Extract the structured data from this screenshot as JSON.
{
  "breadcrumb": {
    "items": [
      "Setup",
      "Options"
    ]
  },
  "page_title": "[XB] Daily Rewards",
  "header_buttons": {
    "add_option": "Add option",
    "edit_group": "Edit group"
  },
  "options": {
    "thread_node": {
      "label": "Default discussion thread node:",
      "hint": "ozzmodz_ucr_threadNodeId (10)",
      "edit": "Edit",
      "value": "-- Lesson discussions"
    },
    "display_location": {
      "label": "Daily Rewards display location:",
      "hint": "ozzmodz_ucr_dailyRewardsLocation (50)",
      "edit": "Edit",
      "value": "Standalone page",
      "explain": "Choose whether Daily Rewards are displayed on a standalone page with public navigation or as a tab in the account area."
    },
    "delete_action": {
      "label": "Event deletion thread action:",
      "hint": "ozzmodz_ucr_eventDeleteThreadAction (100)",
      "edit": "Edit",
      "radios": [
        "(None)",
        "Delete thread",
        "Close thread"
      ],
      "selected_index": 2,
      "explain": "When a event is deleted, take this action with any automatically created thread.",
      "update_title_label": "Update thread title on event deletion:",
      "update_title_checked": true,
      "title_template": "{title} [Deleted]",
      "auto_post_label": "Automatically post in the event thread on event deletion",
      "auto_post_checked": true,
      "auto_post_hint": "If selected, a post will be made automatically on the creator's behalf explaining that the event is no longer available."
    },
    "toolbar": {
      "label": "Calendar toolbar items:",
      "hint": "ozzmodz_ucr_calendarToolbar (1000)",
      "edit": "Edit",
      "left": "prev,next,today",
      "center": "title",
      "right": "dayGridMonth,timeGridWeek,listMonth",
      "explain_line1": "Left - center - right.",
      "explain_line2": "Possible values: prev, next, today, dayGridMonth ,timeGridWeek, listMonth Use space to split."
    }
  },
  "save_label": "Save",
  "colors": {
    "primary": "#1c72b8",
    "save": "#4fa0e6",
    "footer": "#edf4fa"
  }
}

○ ○ ○ ○ ○ ○ ○

• _Required task_: Check each line of the entries above, and show every one holding the word "listMonth".

• _The output_:
      "right": "dayGridMonth,timeGridWeek,listMonth",
      "explain_line2": "Possible values: prev, next, today, dayGridMonth ,timeGridWeek, listMonth Use space to split."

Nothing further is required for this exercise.